Set task:
Write out the full set of records below exactly.

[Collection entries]
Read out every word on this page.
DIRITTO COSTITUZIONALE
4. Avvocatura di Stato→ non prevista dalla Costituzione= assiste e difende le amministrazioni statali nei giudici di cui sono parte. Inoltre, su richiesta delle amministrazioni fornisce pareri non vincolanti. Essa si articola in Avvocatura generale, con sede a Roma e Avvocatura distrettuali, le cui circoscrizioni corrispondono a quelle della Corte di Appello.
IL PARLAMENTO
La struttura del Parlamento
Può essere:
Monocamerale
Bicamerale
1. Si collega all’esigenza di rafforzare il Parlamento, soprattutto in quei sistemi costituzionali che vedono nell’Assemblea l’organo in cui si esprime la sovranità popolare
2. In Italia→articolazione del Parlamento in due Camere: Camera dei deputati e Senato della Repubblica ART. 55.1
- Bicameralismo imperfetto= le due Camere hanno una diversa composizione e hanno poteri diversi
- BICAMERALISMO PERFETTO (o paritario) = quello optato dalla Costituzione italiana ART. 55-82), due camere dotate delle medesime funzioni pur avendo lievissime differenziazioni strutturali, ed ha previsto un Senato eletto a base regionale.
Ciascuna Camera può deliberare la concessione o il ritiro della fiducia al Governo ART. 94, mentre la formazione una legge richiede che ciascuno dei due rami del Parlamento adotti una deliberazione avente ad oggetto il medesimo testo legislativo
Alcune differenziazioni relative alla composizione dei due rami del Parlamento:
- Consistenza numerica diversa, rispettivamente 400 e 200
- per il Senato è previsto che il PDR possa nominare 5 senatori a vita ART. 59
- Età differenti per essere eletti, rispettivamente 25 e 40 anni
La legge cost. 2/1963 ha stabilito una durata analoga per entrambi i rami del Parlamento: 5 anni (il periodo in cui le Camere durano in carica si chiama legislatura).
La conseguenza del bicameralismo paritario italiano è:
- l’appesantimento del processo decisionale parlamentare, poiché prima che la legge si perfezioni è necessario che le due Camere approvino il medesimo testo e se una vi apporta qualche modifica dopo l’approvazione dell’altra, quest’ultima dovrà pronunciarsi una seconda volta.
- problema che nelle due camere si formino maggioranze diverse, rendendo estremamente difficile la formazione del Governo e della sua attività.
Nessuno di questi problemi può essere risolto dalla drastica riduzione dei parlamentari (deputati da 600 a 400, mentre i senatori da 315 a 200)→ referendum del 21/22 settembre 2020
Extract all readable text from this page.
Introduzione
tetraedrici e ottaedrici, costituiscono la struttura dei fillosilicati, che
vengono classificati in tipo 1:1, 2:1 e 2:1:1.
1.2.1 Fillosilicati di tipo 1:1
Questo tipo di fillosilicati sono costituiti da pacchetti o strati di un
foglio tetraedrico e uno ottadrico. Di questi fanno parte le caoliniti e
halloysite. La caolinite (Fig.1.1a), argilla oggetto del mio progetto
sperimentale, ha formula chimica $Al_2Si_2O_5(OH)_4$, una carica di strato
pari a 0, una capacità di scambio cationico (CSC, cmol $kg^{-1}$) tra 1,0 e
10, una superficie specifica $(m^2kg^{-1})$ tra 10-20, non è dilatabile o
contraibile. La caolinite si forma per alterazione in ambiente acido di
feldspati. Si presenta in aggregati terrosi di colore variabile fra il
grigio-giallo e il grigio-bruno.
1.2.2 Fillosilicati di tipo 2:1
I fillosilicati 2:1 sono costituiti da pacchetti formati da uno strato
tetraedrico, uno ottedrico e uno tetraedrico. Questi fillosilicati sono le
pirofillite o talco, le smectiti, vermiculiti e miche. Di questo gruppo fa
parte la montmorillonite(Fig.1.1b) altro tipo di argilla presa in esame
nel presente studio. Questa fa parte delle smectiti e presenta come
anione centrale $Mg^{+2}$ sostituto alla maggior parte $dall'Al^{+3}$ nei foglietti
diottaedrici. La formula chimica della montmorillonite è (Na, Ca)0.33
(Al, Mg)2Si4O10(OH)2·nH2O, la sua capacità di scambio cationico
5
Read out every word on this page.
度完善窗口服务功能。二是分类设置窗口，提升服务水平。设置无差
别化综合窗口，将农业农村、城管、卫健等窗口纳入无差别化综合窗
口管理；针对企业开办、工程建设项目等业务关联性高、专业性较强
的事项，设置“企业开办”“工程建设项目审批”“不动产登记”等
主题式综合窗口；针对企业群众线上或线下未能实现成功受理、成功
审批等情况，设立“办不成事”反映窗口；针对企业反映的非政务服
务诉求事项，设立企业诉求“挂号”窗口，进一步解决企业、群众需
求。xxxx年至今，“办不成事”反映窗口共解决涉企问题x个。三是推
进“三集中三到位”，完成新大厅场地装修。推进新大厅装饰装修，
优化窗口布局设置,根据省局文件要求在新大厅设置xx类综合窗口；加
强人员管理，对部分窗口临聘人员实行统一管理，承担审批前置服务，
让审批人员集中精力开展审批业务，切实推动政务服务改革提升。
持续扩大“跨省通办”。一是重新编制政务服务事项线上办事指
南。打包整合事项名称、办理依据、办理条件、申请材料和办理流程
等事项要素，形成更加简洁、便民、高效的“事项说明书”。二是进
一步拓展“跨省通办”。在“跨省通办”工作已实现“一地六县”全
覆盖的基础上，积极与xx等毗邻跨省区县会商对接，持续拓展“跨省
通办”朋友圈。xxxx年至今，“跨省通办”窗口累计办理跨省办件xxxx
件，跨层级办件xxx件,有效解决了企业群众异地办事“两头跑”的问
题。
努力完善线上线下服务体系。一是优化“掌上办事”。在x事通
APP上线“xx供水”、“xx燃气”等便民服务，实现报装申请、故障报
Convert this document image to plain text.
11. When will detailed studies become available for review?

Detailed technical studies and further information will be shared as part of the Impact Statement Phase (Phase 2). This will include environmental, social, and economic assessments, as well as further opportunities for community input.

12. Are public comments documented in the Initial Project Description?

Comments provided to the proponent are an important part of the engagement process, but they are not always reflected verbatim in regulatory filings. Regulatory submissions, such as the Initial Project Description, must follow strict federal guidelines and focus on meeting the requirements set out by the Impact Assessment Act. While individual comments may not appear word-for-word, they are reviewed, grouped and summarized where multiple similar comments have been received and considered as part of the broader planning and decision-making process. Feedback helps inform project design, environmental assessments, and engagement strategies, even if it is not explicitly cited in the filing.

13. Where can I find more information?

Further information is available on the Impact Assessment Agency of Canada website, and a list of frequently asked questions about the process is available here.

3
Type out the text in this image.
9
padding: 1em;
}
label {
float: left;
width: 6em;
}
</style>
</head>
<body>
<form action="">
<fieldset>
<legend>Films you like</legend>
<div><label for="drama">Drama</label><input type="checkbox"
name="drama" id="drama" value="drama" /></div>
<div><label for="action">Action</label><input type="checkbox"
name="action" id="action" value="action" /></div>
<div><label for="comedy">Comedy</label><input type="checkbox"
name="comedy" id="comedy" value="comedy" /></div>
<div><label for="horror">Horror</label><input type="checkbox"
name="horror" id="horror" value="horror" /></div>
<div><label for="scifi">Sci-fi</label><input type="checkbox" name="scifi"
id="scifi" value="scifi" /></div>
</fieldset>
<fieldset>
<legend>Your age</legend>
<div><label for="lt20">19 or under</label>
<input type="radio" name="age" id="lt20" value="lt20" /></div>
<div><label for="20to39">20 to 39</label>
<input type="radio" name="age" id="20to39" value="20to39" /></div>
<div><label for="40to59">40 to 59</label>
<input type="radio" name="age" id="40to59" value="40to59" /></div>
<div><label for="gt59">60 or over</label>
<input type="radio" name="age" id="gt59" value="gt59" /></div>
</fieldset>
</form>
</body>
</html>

Full response:
Read out every word on this page.
DIRITTO COSTITUZIONALE
4. Avvocatura di Stato→ non prevista dalla Costituzione= assiste e difende le amministrazioni statali nei giudici di cui sono parte. Inoltre, su richiesta delle amministrazioni fornisce pareri non vincolanti. Essa si articola in Avvocatura generale, con sede a Roma e Avvocatura distrettuali, le cui circoscrizioni corrispondono a quelle della Corte di Appello.
IL PARLAMENTO
La struttura del Parlamento
Può essere:
Monocamerale
Bicamerale
1. Si collega all’esigenza di rafforzare il Parlamento, soprattutto in quei sistemi costituzionali che vedono nell’Assemblea l’organo in cui si esprime la sovranità popolare
2. In Italia→articolazione del Parlamento in due Camere: Camera dei deputati e Senato della Repubblica ART. 55.1
- Bicameralismo imperfetto= le due Camere hanno una diversa composizione e hanno poteri diversi
- BICAMERALISMO PERFETTO (o paritario) = quello optato dalla Costituzione italiana ART. 55-82), due camere dotate delle medesime funzioni pur avendo lievissime differenziazioni strutturali, ed ha previsto un Senato eletto a base regionale.
Ciascuna Camera può deliberare la concessione o il ritiro della fiducia al Governo ART. 94, mentre la formazione una legge richiede che ciascuno dei due rami del Parlamento adotti una deliberazione avente ad oggetto il medesimo testo legislativo
Alcune differenziazioni relative alla composizione dei due rami del Parlamento:
- Consistenza numerica diversa, rispettivamente 400 e 200
- per il Senato è previsto che il PDR possa nominare 5 senatori a vita ART. 59
- Età differenti per essere eletti, rispettivamente 25 e 40 anni
La legge cost. 2/1963 ha stabilito una durata analoga per entrambi i rami del Parlamento: 5 anni (il periodo in cui le Camere durano in carica si chiama legislatura).
La conseguenza del bicameralismo paritario italiano è:
- l’appesantimento del processo decisionale parlamentare, poiché prima che la legge si perfezioni è necessario che le due Camere approvino il medesimo testo e se una vi apporta qualche modifica dopo l’approvazione dell’altra, quest’ultima dovrà pronunciarsi una seconda volta.
- problema che nelle due camere si formino maggioranze diverse, rendendo estremamente difficile la formazione del Governo e della sua attività.
Nessuno di questi problemi può essere risolto dalla drastica riduzione dei parlamentari (deputati da 600 a 400, mentre i senatori da 315 a 200)→ referendum del 21/22 settembre 2020
Extract all readable text from this page.
Introduzione
tetraedrici e ottaedrici, costituiscono la struttura dei fillosilicati, che
vengono classificati in tipo 1:1, 2:1 e 2:1:1.
1.2.1 Fillosilicati di tipo 1:1
Questo tipo di fillosilicati sono costituiti da pacchetti o strati di un
foglio tetraedrico e uno ottadrico. Di questi fanno parte le caoliniti e
halloysite. La caolinite (Fig.1.1a), argilla oggetto del mio progetto
sperimentale, ha formula chimica $Al_2Si_2O_5(OH)_4$, una carica di strato
pari a 0, una capacità di scambio cationico (CSC, cmol $kg^{-1}$) tra 1,0 e
10, una superficie specifica $(m^2kg^{-1})$ tra 10-20, non è dilatabile o
contraibile. La caolinite si forma per alterazione in ambiente acido di
feldspati. Si presenta in aggregati terrosi di colore variabile fra il
grigio-giallo e il grigio-bruno.
1.2.2 Fillosilicati di tipo 2:1
I fillosilicati 2:1 sono costituiti da pacchetti formati da uno strato
tetraedrico, uno ottedrico e uno tetraedrico. Questi fillosilicati sono le
pirofillite o talco, le smectiti, vermiculiti e miche. Di questo gruppo fa
parte la montmorillonite(Fig.1.1b) altro tipo di argilla presa in esame
nel presente studio. Questa fa parte delle smectiti e presenta come
anione centrale $Mg^{+2}$ sostituto alla maggior parte $dall'Al^{+3}$ nei foglietti
diottaedrici. La formula chimica della montmorillonite è (Na, Ca)0.33
(Al, Mg)2Si4O10(OH)2·nH2O, la sua capacità di scambio cationico
5
Read out every word on this page.
度完善窗口服务功能。二是分类设置窗口，提升服务水平。设置无差
别化综合窗口，将农业农村、城管、卫健等窗口纳入无差别化综合窗
口管理；针对企业开办、工程建设项目等业务关联性高、专业性较强
的事项，设置“企业开办”“工程建设项目审批”“不动产登记”等
主题式综合窗口；针对企业群众线上或线下未能实现成功受理、成功
审批等情况，设立“办不成事”反映窗口；针对企业反映的非政务服
务诉求事项，设立企业诉求“挂号”窗口，进一步解决企业、群众需
求。xxxx年至今，“办不成事”反映窗口共解决涉企问题x个。三是推
进“三集中三到位”，完成新大厅场地装修。推进新大厅装饰装修，
优化窗口布局设置,根据省局文件要求在新大厅设置xx类综合窗口；加
强人员管理，对部分窗口临聘人员实行统一管理，承担审批前置服务，
让审批人员集中精力开展审批业务，切实推动政务服务改革提升。
持续扩大“跨省通办”。一是重新编制政务服务事项线上办事指
南。打包整合事项名称、办理依据、办理条件、申请材料和办理流程
等事项要素，形成更加简洁、便民、高效的“事项说明书”。二是进
一步拓展“跨省通办”。在“跨省通办”工作已实现“一地六县”全
覆盖的基础上，积极与xx等毗邻跨省区县会商对接，持续拓展“跨省
通办”朋友圈。xxxx年至今，“跨省通办”窗口累计办理跨省办件xxxx
件，跨层级办件xxx件,有效解决了企业群众异地办事“两头跑”的问
题。
努力完善线上线下服务体系。一是优化“掌上办事”。在x事通
APP上线“xx供水”、“xx燃气”等便民服务，实现报装申请、故障报
Convert this document image to plain text.
11. When will detailed studies become available for review?

Detailed technical studies and further information will be shared as part of the Impact Statement Phase (Phase 2). This will include environmental, social, and economic assessments, as well as further opportunities for community input.

12. Are public comments documented in the Initial Project Description?

Comments provided to the proponent are an important part of the engagement process, but they are not always reflected verbatim in regulatory filings. Regulatory submissions, such as the Initial Project Description, must follow strict federal guidelines and focus on meeting the requirements set out by the Impact Assessment Act. While individual comments may not appear word-for-word, they are reviewed, grouped and summarized where multiple similar comments have been received and considered as part of the broader planning and decision-making process. Feedback helps inform project design, environmental assessments, and engagement strategies, even if it is not explicitly cited in the filing.

13. Where can I find more information?

Further information is available on the Impact Assessment Agency of Canada website, and a list of frequently asked questions about the process is available here.

3
Type out the text in this image.
9
padding: 1em;
}
label {
float: left;
width: 6em;
}
</style>
</head>
<body>
<form action="">
<fieldset>
<legend>Films you like</legend>
<div><label for="drama">Drama</label><input type="checkbox"
name="drama" id="drama" value="drama" /></div>
<div><label for="action">Action</label><input type="checkbox"
name="action" id="action" value="action" /></div>
<div><label for="comedy">Comedy</label><input type="checkbox"
name="comedy" id="comedy" value="comedy" /></div>
<div><label for="horror">Horror</label><input type="checkbox"
name="horror" id="horror" value="horror" /></div>
<div><label for="scifi">Sci-fi</label><input type="checkbox" name="scifi"
id="scifi" value="scifi" /></div>
</fieldset>
<fieldset>
<legend>Your age</legend>
<div><label for="lt20">19 or under</label>
<input type="radio" name="age" id="lt20" value="lt20" /></div>
<div><label for="20to39">20 to 39</label>
<input type="radio" name="age" id="20to39" value="20to39" /></div>
<div><label for="40to59">40 to 59</label>
<input type="radio" name="age" id="40to59" value="40to59" /></div>
<div><label for="gt59">60 or over</label>
<input type="radio" name="age" id="gt59" value="gt59" /></div>
</fieldset>
</form>
</body>
</html>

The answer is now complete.